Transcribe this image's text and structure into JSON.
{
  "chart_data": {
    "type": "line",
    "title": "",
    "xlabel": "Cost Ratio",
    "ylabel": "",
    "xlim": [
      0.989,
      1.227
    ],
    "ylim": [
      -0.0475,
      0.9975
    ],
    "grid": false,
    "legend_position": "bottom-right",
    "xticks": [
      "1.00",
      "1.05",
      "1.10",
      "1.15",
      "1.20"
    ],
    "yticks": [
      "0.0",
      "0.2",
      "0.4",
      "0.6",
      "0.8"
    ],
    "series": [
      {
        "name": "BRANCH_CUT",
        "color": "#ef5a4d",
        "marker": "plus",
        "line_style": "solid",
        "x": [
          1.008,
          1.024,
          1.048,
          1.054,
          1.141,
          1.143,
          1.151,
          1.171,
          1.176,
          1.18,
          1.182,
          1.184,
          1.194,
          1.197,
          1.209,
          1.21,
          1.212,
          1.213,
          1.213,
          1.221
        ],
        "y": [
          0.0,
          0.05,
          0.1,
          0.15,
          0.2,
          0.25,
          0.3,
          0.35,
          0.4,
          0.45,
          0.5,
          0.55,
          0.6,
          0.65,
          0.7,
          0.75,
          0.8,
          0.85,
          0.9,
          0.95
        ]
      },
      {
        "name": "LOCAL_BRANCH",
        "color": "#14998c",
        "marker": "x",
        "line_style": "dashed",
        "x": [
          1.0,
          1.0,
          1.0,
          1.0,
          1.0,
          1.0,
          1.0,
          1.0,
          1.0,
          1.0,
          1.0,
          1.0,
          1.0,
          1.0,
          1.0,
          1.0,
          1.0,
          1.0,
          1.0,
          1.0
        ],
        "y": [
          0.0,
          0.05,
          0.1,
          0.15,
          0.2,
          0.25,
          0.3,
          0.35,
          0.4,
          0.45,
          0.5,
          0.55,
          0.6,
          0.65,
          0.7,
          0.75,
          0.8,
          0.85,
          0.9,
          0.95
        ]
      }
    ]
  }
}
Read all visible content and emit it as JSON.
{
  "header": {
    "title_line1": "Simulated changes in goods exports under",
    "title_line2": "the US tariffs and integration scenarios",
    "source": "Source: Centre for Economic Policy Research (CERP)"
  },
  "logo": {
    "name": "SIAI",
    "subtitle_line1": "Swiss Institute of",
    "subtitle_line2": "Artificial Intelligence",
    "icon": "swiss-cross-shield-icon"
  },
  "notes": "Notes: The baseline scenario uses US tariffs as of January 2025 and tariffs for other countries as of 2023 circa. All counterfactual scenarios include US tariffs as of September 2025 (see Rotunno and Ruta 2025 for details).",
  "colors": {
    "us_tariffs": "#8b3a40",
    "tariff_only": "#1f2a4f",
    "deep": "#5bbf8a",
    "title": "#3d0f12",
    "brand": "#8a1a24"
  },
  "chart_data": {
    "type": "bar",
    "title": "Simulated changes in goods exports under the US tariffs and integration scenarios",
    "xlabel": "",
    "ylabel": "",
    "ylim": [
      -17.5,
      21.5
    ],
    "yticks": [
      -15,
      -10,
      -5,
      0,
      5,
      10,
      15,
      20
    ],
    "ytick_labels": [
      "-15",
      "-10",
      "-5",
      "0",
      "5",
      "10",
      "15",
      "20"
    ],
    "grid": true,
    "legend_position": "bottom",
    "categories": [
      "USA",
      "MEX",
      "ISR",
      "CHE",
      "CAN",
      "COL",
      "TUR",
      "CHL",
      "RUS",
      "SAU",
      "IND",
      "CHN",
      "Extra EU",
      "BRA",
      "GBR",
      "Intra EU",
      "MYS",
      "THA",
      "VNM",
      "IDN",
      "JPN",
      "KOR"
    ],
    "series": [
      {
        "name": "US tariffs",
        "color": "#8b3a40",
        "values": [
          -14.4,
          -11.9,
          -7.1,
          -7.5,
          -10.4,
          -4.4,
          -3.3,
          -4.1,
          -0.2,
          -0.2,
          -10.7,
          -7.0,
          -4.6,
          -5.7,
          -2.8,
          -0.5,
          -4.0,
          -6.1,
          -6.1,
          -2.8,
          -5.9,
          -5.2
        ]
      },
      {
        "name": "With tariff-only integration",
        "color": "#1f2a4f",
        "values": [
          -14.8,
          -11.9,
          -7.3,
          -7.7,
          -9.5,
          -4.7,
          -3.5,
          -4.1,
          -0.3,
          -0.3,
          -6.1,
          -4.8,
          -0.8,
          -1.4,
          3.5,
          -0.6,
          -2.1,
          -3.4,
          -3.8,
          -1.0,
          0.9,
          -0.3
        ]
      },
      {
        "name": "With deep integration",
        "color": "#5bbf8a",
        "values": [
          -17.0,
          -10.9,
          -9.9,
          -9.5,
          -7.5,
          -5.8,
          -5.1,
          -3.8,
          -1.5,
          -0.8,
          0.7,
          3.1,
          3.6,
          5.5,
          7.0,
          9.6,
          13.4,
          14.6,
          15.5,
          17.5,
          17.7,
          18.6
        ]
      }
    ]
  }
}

········

Reproduce the listing shown above in its entirety, exactly.

Transcribe this image's text and structure into JSON.
{
  "chart_data": {
    "type": "line",
    "title": "",
    "xlabel": "Cost Ratio",
    "ylabel": "",
    "xlim": [
      0.989,
      1.227
    ],
    "ylim": [
      -0.0475,
      0.9975
    ],
    "grid": false,
    "legend_position": "bottom-right",
    "xticks": [
      "1.00",
      "1.05",
      "1.10",
      "1.15",
      "1.20"
    ],
    "yticks": [
      "0.0",
      "0.2",
      "0.4",
      "0.6",
      "0.8"
    ],
    "series": [
      {
        "name": "BRANCH_CUT",
        "color": "#ef5a4d",
        "marker": "plus",
        "line_style": "solid",
        "x": [
          1.008,
          1.024,
          1.048,
          1.054,
          1.141,
          1.143,
          1.151,
          1.171,
          1.176,
          1.18,
          1.182,
          1.184,
          1.194,
          1.197,
          1.209,
          1.21,
          1.212,
          1.213,
          1.213,
          1.221
        ],
        "y": [
          0.0,
          0.05,
          0.1,
          0.15,
          0.2,
          0.25,
          0.3,
          0.35,
          0.4,
          0.45,
          0.5,
          0.55,
          0.6,
          0.65,
          0.7,
          0.75,
          0.8,
          0.85,
          0.9,
          0.95
        ]
      },
      {
        "name": "LOCAL_BRANCH",
        "color": "#14998c",
        "marker": "x",
        "line_style": "dashed",
        "x": [
          1.0,
          1.0,
          1.0,
          1.0,
          1.0,
          1.0,
          1.0,
          1.0,
          1.0,
          1.0,
          1.0,
          1.0,
          1.0,
          1.0,
          1.0,
          1.0,
          1.0,
          1.0,
          1.0,
          1.0
        ],
        "y": [
          0.0,
          0.05,
          0.1,
          0.15,
          0.2,
          0.25,
          0.3,
          0.35,
          0.4,
          0.45,
          0.5,
          0.55,
          0.6,
          0.65,
          0.7,
          0.75,
          0.8,
          0.85,
          0.9,
          0.95
        ]
      }
    ]
  }
}
Read all visible content and emit it as JSON.
{
  "header": {
    "title_line1": "Simulated changes in goods exports under",
    "title_line2": "the US tariffs and integration scenarios",
    "source": "Source: Centre for Economic Policy Research (CERP)"
  },
  "logo": {
    "name": "SIAI",
    "subtitle_line1": "Swiss Institute of",
    "subtitle_line2": "Artificial Intelligence",
    "icon": "swiss-cross-shield-icon"
  },
  "notes": "Notes: The baseline scenario uses US tariffs as of January 2025 and tariffs for other countries as of 2023 circa. All counterfactual scenarios include US tariffs as of September 2025 (see Rotunno and Ruta 2025 for details).",
  "colors": {
    "us_tariffs": "#8b3a40",
    "tariff_only": "#1f2a4f",
    "deep": "#5bbf8a",
    "title": "#3d0f12",
    "brand": "#8a1a24"
  },
  "chart_data": {
    "type": "bar",
    "title": "Simulated changes in goods exports under the US tariffs and integration scenarios",
    "xlabel": "",
    "ylabel": "",
    "ylim": [
      -17.5,
      21.5
    ],
    "yticks": [
      -15,
      -10,
      -5,
      0,
      5,
      10,
      15,
      20
    ],
    "ytick_labels": [
      "-15",
      "-10",
      "-5",
      "0",
      "5",
      "10",
      "15",
      "20"
    ],
    "grid": true,
    "legend_position": "bottom",
    "categories": [
      "USA",
      "MEX",
      "ISR",
      "CHE",
      "CAN",
      "COL",
      "TUR",
      "CHL",
      "RUS",
      "SAU",
      "IND",
      "CHN",
      "Extra EU",
      "BRA",
      "GBR",
      "Intra EU",
      "MYS",
      "THA",
      "VNM",
      "IDN",
      "JPN",
      "KOR"
    ],
    "series": [
      {
        "name": "US tariffs",
        "color": "#8b3a40",
        "values": [
          -14.4,
          -11.9,
          -7.1,
          -7.5,
          -10.4,
          -4.4,
          -3.3,
          -4.1,
          -0.2,
          -0.2,
          -10.7,
          -7.0,
          -4.6,
          -5.7,
          -2.8,
          -0.5,
          -4.0,
          -6.1,
          -6.1,
          -2.8,
          -5.9,
          -5.2
        ]
      },
      {
        "name": "With tariff-only integration",
        "color": "#1f2a4f",
        "values": [
          -14.8,
          -11.9,
          -7.3,
          -7.7,
          -9.5,
          -4.7,
          -3.5,
          -4.1,
          -0.3,
          -0.3,
          -6.1,
          -4.8,
          -0.8,
          -1.4,
          3.5,
          -0.6,
          -2.1,
          -3.4,
          -3.8,
          -1.0,
          0.9,
          -0.3
        ]
      },
      {
        "name": "With deep integration",
        "color": "#5bbf8a",
        "values": [
          -17.0,
          -10.9,
          -9.9,
          -9.5,
          -7.5,
          -5.8,
          -5.1,
          -3.8,
          -1.5,
          -0.8,
          0.7,
          3.1,
          3.6,
          5.5,
          7.0,
          9.6,
          13.4,
          14.6,
          15.5,
          17.5,
          17.7,
          18.6
        ]
      }
    ]
  }
}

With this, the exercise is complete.